▸ **Directive**
Continue the passage below on the federal income tax consequences of the Exchange, starting right after its last sentence.
━━━━━ Text shown ━━━━━
Instead, Newco would be subject to tax as a corporation on its income and loss
at federal tax rates which currently are as high as 35%. In addition, any
distributions from Newco would generally be taxed as dividends to the extent of
Newco's accumulated or current earnings and profits.
 
     Finally, under this scenario, Newco would be the party treated as
recognizing the CODI arising from the Exchange. Because Newco would be in
bankruptcy when the CODI would otherwise be recognized for federal income tax
purposes, Newco will not recognize taxable income, but will instead be required
to reduce its tax attributes (which will primarily result in a reduction of the
tax basis of Newco's assets). Newco's tax basis in the assets received from
Huntway in the deemed contribution would be reduced by the amount of the
excluded CODI, but not to an amount less than Newco's remaining debt.
Accordingly, Newco would have a lower level of depreciation and amortization
deductions to offset future taxable income than is currently the case.
 
Certain Other Consequences of the Exchange to Holders of Class 2 Claims, Class 5
Claims and Class 6 Claims
 
     Holders of Class 2 Claims and Class 5 Claims
 
     The federal income tax consequences of the Exchange to the Holders of Class
2 Claims and Class 5 Claims are not clear and may depend on positions taken by
Huntway with respect to the application of a partnership-equity-for-debt
exception to the recognition of CODI and the allocation of consideration
received in the Exchange. Except where otherwise noted, the following discussion
assumes that a partnership-equity-for-debt exception to the recognition of CODI
exists and applies to the Exchange. This discussion does not apply to any
exchange of the Increasing Rate Subordinated Note (Sunbelt IDB) Due 2008 issued
to Bankers Trust on June 22, 1993 for New Senior Notes (Sunbelt IDB) issued
under the Prepackaged Plan.
━━━━━ Recorded information ━━━━━
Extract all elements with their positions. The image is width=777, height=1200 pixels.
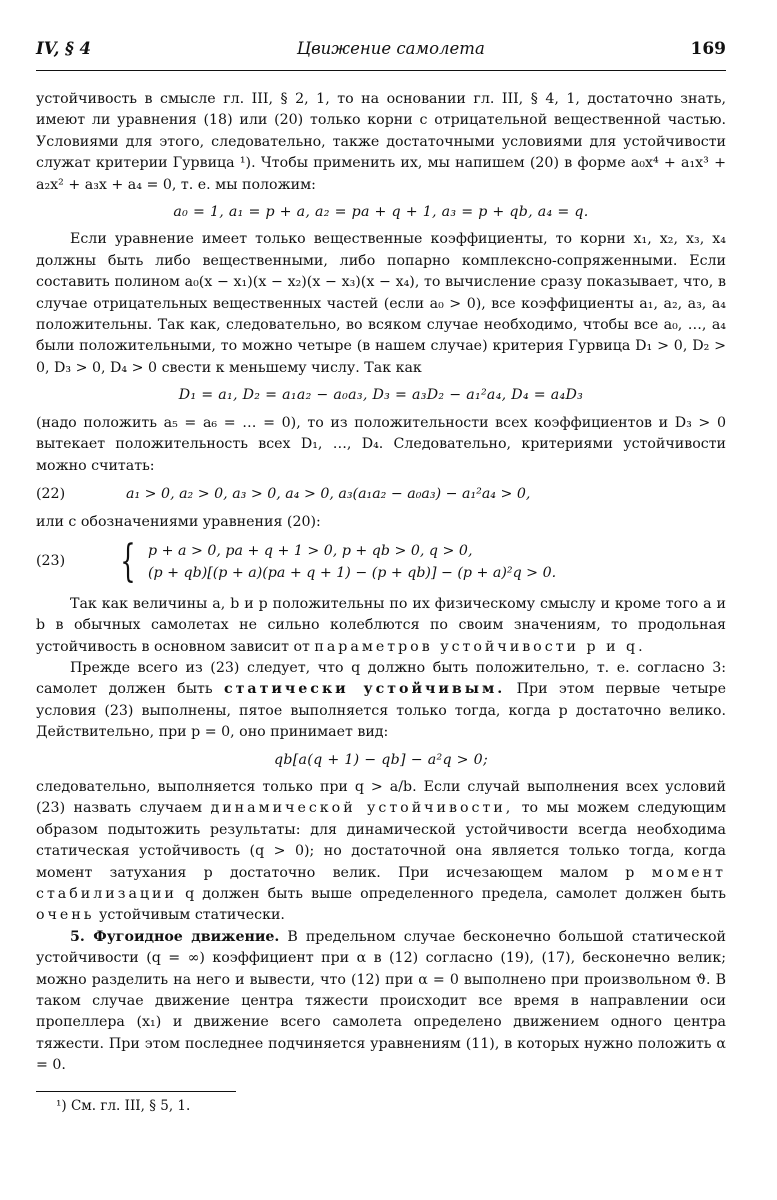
━━━━━
▸ **Exercise result**
 
     For purposes of the following, Old Collateralized Notes, Old Subordinated
Notes, and Old Junior Subordinated Notes shall be referred to as "Old Notes."
New Senior Notes and New Junior Notes shall be referred to as "New Notes."
 
     In general, Huntway believes that (1) to the extent that Old Notes are
exchanged for New Notes, the Exchange should result in the recognition of
taxable gain or loss by the Holder under Internal Revenue Code sec.1001, since
the New Notes received in the Exchange will differ materially in kind and extent
from the Old Notes given up, and (2) to the extent that the Old Notes are
exchanged for Common Units, the Exchange will likely not result in the
recognition of taxable gain or loss, but rather should be treated as a
contribution to Huntway under Code sec.721. There can be no assurance that the
IRS will agree with either of these positions.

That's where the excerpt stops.